• [To be done] Render the item lines from the very first one through the line containing "The display device 41 is at (70, 316)." as a Markdown table with the columns No. and Text, skipping blank lines.

• [Given entries]
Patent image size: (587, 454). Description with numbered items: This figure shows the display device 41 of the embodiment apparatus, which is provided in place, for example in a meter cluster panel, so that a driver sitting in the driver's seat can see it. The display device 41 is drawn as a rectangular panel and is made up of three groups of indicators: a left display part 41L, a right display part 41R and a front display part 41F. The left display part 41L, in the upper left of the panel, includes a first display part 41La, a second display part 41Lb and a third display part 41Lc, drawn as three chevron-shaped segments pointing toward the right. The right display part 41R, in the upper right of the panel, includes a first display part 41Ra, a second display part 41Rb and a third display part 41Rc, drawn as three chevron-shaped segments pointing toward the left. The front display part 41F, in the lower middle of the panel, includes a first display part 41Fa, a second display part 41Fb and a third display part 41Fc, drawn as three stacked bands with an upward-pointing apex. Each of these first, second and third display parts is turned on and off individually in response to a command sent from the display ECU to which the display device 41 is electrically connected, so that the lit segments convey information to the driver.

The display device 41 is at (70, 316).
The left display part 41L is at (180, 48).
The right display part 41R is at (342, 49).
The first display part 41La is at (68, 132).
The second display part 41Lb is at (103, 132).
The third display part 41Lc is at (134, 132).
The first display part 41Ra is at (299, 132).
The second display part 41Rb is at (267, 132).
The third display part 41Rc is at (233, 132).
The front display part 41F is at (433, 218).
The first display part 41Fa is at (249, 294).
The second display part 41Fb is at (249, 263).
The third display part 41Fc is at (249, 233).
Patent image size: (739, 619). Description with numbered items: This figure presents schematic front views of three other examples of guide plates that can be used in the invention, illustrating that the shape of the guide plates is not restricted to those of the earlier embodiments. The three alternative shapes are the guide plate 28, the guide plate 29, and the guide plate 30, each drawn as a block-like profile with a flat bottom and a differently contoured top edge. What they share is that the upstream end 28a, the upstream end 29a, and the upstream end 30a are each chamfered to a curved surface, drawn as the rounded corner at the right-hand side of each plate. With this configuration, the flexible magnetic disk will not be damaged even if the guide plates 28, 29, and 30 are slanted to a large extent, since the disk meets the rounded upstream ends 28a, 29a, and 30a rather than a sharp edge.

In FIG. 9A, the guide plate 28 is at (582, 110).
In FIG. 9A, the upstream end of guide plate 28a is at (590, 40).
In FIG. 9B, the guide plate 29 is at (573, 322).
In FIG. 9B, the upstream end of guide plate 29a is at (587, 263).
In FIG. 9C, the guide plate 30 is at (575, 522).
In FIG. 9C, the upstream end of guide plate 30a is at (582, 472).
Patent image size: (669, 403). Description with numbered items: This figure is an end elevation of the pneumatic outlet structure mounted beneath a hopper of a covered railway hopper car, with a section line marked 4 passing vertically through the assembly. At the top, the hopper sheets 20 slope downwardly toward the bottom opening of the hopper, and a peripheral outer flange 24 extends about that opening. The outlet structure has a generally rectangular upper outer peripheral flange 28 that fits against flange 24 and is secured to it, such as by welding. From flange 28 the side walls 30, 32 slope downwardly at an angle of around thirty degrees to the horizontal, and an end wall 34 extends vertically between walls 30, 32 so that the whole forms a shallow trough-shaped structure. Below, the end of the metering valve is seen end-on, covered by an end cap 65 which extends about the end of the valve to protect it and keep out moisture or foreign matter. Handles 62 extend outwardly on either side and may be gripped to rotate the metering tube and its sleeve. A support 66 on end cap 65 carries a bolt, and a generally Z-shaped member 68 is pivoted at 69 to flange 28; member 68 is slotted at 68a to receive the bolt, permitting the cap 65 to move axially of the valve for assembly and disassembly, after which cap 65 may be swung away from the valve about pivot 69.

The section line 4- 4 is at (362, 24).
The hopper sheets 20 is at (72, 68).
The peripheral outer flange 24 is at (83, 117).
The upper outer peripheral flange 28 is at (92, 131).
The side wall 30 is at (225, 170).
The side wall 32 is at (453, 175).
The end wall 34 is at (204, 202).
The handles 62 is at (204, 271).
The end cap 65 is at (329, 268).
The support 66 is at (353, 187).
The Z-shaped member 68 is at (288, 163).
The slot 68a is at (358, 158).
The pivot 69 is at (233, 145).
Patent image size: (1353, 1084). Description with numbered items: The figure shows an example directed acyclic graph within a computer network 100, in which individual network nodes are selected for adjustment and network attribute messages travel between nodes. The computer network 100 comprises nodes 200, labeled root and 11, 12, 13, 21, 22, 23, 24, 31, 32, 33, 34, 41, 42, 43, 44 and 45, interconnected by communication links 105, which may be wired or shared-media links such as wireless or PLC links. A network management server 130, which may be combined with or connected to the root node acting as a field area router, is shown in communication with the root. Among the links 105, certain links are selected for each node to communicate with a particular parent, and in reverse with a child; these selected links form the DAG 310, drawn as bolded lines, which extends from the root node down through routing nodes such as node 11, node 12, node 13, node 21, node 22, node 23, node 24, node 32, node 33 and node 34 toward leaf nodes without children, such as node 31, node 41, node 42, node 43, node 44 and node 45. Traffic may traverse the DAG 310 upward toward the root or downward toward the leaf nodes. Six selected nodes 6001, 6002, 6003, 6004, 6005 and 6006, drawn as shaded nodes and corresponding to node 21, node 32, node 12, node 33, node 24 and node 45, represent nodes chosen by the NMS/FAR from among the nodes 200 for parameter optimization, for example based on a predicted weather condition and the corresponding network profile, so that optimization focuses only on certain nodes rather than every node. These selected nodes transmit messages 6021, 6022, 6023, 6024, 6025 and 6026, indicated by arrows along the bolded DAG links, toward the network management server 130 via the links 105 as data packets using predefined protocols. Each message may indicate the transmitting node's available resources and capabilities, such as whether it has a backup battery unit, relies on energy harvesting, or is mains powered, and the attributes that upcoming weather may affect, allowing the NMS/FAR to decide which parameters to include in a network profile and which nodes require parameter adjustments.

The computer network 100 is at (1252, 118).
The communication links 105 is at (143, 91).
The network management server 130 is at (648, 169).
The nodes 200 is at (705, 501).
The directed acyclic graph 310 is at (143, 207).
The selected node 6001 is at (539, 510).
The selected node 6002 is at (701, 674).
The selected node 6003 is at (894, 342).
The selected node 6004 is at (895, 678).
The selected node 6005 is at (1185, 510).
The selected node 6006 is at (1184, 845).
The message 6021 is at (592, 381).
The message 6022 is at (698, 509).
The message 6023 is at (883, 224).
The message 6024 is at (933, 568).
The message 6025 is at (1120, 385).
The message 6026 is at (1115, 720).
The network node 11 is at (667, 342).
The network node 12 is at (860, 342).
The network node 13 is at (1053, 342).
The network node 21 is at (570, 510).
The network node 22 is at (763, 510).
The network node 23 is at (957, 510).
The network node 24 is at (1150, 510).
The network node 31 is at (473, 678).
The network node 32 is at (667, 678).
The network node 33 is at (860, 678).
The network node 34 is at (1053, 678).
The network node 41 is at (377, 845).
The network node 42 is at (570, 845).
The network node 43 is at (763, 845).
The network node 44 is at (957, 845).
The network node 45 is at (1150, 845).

• [Result]
| No. | Text |
|---|---|
| 1 | Patent image size: (587, 454). Description with numbered items: This figure shows the display device 41 of the embodiment apparatus, which is provided in place, for example in a meter cluster panel, so that a driver sitting in the driver's seat can see it. The display device 41 is drawn as a rectangular panel and is made up of three groups of indicators: a left display part 41L, a right display part 41R and a front display part 41F. The left display part 41L, in the upper left of the panel, includes a first display part 41La, a second display part 41Lb and a third display part 41Lc, drawn as three chevron-shaped segments pointing toward the right. The right display part 41R, in the upper right of the panel, includes a first display part 41Ra, a second display part 41Rb and a third display part 41Rc, drawn as three chevron-shaped segments pointing toward the left. The front display part 41F, in the lower middle of the panel, includes a first display part 41Fa, a second display part 41Fb and a third display part 41Fc, drawn as three stacked bands with an upward-pointing apex. Each of these first, second and third display parts is turned on and off individually in response to a command sent from the display ECU to which the display device 41 is electrically connected, so that the lit segments convey information to the driver. |
| 2 | The display device 41 is at (70, 316). |